* [What to produce]: Write out the full set of records below exactly.

* [Data entries]:
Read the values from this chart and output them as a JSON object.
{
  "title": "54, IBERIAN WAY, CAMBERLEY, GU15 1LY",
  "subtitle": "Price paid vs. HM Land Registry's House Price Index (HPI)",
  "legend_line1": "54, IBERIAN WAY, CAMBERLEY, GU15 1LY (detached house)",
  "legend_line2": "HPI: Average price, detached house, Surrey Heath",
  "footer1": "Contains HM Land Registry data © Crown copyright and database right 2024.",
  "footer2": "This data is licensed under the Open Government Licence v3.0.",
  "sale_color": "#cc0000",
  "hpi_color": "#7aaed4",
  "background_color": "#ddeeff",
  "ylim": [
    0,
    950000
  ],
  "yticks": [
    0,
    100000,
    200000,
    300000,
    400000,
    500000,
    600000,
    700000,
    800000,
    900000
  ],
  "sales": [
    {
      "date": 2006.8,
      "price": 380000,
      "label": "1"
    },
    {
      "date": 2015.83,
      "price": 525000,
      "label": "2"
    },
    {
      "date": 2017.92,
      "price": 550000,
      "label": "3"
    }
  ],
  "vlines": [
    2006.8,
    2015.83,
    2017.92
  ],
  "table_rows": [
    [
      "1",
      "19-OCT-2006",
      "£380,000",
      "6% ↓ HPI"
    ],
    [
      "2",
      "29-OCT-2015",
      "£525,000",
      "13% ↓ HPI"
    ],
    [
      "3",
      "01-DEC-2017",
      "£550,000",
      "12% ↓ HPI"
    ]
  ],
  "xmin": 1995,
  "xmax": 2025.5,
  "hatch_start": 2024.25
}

* [Response to the task]:
Read the values from this chart and output them as a JSON object.
{
  "title": "54, IBERIAN WAY, CAMBERLEY, GU15 1LY",
  "subtitle": "Price paid vs. HM Land Registry's House Price Index (HPI)",
  "legend_line1": "54, IBERIAN WAY, CAMBERLEY, GU15 1LY (detached house)",
  "legend_line2": "HPI: Average price, detached house, Surrey Heath",
  "footer1": "Contains HM Land Registry data © Crown copyright and database right 2024.",
  "footer2": "This data is licensed under the Open Government Licence v3.0.",
  "sale_color": "#cc0000",
  "hpi_color": "#7aaed4",
  "background_color": "#ddeeff",
  "ylim": [
    0,
    950000
  ],
  "yticks": [
    0,
    100000,
    200000,
    300000,
    400000,
    500000,
    600000,
    700000,
    800000,
    900000
  ],
  "sales": [
    {
      "date": 2006.8,
      "price": 380000,
      "label": "1"
    },
    {
      "date": 2015.83,
      "price": 525000,
      "label": "2"
    },
    {
      "date": 2017.92,
      "price": 550000,
      "label": "3"
    }
  ],
  "vlines": [
    2006.8,
    2015.83,
    2017.92
  ],
  "table_rows": [
    [
      "1",
      "19-OCT-2006",
      "£380,000",
      "6% ↓ HPI"
    ],
    [
      "2",
      "29-OCT-2015",
      "£525,000",
      "13% ↓ HPI"
    ],
    [
      "3",
      "01-DEC-2017",
      "£550,000",
      "12% ↓ HPI"
    ]
  ],
  "xmin": 1995,
  "xmax": 2025.5,
  "hatch_start": 2024.25
}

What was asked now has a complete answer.